Problem to solve
Lift out all lines below that contain "заработка".

Collected data entries:
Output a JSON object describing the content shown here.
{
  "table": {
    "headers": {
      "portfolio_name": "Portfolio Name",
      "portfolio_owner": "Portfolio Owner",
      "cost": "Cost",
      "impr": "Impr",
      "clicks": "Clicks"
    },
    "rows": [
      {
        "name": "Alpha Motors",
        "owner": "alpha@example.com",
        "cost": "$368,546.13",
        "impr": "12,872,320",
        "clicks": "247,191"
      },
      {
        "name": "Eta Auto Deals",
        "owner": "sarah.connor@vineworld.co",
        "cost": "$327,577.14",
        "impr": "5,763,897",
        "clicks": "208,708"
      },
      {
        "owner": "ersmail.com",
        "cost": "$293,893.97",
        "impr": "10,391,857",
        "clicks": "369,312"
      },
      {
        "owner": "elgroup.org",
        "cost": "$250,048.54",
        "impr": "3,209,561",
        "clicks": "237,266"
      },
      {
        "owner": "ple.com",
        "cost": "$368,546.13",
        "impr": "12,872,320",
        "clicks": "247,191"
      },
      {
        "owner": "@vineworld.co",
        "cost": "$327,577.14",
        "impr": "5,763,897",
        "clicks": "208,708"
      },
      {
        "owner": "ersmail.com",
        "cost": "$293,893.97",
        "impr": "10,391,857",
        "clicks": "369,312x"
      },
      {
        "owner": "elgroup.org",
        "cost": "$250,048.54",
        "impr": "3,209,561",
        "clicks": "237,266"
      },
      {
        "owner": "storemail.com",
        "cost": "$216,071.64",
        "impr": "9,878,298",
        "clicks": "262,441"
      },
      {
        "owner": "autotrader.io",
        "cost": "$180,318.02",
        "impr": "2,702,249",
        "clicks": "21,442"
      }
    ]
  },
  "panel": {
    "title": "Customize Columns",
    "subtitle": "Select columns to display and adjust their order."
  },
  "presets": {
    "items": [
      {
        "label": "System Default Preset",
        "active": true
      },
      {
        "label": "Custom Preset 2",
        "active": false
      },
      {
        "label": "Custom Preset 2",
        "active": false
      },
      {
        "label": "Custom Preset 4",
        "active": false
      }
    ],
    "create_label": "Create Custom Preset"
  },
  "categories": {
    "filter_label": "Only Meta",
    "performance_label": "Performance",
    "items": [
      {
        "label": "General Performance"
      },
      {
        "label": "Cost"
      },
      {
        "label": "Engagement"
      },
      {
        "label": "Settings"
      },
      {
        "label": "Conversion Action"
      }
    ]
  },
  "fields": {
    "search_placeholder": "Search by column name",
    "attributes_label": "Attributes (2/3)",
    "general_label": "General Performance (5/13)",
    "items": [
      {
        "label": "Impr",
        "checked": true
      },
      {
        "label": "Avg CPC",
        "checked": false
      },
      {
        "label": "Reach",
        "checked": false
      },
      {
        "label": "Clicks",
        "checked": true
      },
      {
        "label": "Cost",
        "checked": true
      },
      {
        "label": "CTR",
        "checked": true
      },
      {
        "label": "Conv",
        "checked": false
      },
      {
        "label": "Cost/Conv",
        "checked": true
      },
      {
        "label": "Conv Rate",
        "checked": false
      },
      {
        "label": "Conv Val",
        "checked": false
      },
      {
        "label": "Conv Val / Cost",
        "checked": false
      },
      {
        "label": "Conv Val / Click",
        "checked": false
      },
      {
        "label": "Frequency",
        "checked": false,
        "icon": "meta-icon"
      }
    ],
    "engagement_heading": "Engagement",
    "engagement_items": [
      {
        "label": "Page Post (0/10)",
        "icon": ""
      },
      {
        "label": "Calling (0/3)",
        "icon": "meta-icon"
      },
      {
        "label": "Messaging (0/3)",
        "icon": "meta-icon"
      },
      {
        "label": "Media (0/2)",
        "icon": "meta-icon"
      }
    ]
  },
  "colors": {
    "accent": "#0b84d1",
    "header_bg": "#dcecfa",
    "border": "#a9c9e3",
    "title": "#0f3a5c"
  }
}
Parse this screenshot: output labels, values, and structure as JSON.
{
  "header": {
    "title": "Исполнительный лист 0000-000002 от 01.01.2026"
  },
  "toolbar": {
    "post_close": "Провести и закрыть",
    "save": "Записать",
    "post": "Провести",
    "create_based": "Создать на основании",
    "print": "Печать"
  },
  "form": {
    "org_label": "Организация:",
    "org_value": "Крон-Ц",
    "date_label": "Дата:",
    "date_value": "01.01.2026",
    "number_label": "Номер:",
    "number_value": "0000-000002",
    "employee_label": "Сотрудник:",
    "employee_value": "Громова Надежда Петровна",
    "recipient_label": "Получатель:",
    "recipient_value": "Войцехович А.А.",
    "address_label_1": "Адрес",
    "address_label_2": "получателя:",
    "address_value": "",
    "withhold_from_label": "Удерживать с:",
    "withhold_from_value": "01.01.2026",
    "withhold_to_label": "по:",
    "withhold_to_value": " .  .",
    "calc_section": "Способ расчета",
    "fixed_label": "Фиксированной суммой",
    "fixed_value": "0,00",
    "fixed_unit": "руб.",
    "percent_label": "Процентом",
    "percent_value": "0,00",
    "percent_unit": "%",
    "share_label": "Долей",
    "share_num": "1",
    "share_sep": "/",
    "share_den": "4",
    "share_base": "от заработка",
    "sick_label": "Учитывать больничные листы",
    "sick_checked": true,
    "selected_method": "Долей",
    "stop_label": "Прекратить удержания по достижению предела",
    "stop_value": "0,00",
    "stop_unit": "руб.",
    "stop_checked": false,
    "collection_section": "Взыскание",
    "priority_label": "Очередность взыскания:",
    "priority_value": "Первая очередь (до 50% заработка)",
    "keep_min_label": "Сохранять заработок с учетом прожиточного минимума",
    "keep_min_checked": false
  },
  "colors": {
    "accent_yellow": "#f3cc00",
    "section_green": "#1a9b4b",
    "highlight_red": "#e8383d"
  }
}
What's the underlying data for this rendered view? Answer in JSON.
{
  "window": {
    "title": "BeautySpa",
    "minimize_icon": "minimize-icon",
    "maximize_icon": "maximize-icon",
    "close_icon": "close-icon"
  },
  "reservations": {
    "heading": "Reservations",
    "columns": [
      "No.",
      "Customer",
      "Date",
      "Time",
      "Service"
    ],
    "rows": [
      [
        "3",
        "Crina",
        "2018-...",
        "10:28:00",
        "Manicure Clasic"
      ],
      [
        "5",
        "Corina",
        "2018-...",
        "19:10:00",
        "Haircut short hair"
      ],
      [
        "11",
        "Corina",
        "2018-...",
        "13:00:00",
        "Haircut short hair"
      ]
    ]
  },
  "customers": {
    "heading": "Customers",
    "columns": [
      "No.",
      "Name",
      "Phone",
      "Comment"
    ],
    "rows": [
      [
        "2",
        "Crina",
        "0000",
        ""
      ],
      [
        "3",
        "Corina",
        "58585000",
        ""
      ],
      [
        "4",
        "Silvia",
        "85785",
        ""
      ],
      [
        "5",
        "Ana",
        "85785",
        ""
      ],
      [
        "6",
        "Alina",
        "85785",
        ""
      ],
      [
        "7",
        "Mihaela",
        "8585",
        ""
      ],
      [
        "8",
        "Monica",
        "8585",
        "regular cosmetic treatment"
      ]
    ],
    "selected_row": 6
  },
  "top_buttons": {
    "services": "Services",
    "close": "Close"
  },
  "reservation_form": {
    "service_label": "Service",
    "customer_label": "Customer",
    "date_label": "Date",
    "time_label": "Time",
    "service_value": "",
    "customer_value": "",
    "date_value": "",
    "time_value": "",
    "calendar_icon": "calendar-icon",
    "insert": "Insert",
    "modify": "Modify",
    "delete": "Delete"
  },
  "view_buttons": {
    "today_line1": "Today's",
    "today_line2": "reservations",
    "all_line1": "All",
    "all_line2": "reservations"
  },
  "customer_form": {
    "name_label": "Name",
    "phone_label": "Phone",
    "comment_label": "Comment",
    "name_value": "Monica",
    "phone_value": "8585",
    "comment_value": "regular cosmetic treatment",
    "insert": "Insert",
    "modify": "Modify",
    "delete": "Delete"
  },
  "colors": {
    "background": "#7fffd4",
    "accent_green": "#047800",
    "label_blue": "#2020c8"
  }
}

Exercise response
    "share_base": "от заработка",
    "priority_value": "Первая очередь (до 50% заработка)",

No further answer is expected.